What the task asks:
What follows is a set of records; repeat all of them exactly.

Listed records:
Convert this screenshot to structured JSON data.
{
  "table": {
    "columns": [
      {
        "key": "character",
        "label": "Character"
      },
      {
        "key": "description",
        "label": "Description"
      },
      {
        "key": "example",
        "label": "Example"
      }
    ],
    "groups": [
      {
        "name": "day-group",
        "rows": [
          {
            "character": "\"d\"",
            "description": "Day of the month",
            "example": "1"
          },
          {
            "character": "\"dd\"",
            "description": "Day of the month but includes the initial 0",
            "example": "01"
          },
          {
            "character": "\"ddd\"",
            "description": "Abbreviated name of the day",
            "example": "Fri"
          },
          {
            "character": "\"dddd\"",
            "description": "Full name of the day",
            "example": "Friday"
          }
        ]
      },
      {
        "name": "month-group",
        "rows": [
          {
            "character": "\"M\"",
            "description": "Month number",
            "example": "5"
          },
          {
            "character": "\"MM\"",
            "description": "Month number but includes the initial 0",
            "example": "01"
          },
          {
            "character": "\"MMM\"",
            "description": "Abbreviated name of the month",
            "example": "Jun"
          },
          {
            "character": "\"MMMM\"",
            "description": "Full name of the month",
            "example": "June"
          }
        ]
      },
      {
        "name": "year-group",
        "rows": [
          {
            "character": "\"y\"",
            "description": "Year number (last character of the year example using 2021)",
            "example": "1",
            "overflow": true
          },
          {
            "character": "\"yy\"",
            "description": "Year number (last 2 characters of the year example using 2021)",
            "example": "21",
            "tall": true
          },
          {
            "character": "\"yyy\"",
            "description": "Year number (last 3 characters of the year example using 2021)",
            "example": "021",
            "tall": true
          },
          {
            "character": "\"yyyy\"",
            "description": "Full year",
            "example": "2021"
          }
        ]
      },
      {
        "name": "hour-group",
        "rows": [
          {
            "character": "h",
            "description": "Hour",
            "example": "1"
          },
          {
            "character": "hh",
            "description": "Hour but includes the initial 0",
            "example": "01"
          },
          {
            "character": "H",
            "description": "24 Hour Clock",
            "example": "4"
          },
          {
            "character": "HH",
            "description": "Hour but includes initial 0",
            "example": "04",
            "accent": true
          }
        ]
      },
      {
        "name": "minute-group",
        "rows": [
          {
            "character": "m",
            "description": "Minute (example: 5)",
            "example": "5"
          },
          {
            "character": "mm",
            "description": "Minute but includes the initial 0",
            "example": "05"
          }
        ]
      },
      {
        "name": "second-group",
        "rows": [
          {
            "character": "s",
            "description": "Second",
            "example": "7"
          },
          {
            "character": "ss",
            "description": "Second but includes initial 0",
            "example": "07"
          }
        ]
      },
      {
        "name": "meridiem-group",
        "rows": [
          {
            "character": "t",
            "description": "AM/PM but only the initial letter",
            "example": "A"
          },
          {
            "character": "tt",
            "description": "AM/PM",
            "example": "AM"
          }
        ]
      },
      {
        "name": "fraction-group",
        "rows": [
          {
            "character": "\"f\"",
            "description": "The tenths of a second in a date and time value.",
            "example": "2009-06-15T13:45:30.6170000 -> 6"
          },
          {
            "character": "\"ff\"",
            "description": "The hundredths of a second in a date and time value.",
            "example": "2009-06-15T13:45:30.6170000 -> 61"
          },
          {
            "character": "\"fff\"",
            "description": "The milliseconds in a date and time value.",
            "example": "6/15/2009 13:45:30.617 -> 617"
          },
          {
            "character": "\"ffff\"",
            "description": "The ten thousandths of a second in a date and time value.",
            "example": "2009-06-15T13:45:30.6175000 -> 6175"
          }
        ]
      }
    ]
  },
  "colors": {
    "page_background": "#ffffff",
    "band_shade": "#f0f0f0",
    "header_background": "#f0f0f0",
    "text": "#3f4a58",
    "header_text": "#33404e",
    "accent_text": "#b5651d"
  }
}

Solution below:
Convert this screenshot to structured JSON data.
{
  "table": {
    "columns": [
      {
        "key": "character",
        "label": "Character"
      },
      {
        "key": "description",
        "label": "Description"
      },
      {
        "key": "example",
        "label": "Example"
      }
    ],
    "groups": [
      {
        "name": "day-group",
        "rows": [
          {
            "character": "\"d\"",
            "description": "Day of the month",
            "example": "1"
          },
          {
            "character": "\"dd\"",
            "description": "Day of the month but includes the initial 0",
            "example": "01"
          },
          {
            "character": "\"ddd\"",
            "description": "Abbreviated name of the day",
            "example": "Fri"
          },
          {
            "character": "\"dddd\"",
            "description": "Full name of the day",
            "example": "Friday"
          }
        ]
      },
      {
        "name": "month-group",
        "rows": [
          {
            "character": "\"M\"",
            "description": "Month number",
            "example": "5"
          },
          {
            "character": "\"MM\"",
            "description": "Month number but includes the initial 0",
            "example": "01"
          },
          {
            "character": "\"MMM\"",
            "description": "Abbreviated name of the month",
            "example": "Jun"
          },
          {
            "character": "\"MMMM\"",
            "description": "Full name of the month",
            "example": "June"
          }
        ]
      },
      {
        "name": "year-group",
        "rows": [
          {
            "character": "\"y\"",
            "description": "Year number (last character of the year example using 2021)",
            "example": "1",
            "overflow": true
          },
          {
            "character": "\"yy\"",
            "description": "Year number (last 2 characters of the year example using 2021)",
            "example": "21",
            "tall": true
          },
          {
            "character": "\"yyy\"",
            "description": "Year number (last 3 characters of the year example using 2021)",
            "example": "021",
            "tall": true
          },
          {
            "character": "\"yyyy\"",
            "description": "Full year",
            "example": "2021"
          }
        ]
      },
      {
        "name": "hour-group",
        "rows": [
          {
            "character": "h",
            "description": "Hour",
            "example": "1"
          },
          {
            "character": "hh",
            "description": "Hour but includes the initial 0",
            "example": "01"
          },
          {
            "character": "H",
            "description": "24 Hour Clock",
            "example": "4"
          },
          {
            "character": "HH",
            "description": "Hour but includes initial 0",
            "example": "04",
            "accent": true
          }
        ]
      },
      {
        "name": "minute-group",
        "rows": [
          {
            "character": "m",
            "description": "Minute (example: 5)",
            "example": "5"
          },
          {
            "character": "mm",
            "description": "Minute but includes the initial 0",
            "example": "05"
          }
        ]
      },
      {
        "name": "second-group",
        "rows": [
          {
            "character": "s",
            "description": "Second",
            "example": "7"
          },
          {
            "character": "ss",
            "description": "Second but includes initial 0",
            "example": "07"
          }
        ]
      },
      {
        "name": "meridiem-group",
        "rows": [
          {
            "character": "t",
            "description": "AM/PM but only the initial letter",
            "example": "A"
          },
          {
            "character": "tt",
            "description": "AM/PM",
            "example": "AM"
          }
        ]
      },
      {
        "name": "fraction-group",
        "rows": [
          {
            "character": "\"f\"",
            "description": "The tenths of a second in a date and time value.",
            "example": "2009-06-15T13:45:30.6170000 -> 6"
          },
          {
            "character": "\"ff\"",
            "description": "The hundredths of a second in a date and time value.",
            "example": "2009-06-15T13:45:30.6170000 -> 61"
          },
          {
            "character": "\"fff\"",
            "description": "The milliseconds in a date and time value.",
            "example": "6/15/2009 13:45:30.617 -> 617"
          },
          {
            "character": "\"ffff\"",
            "description": "The ten thousandths of a second in a date and time value.",
            "example": "2009-06-15T13:45:30.6175000 -> 6175"
          }
        ]
      }
    ]
  },
  "colors": {
    "page_background": "#ffffff",
    "band_shade": "#f0f0f0",
    "header_background": "#f0f0f0",
    "text": "#3f4a58",
    "header_text": "#33404e",
    "accent_text": "#b5651d"
  }
}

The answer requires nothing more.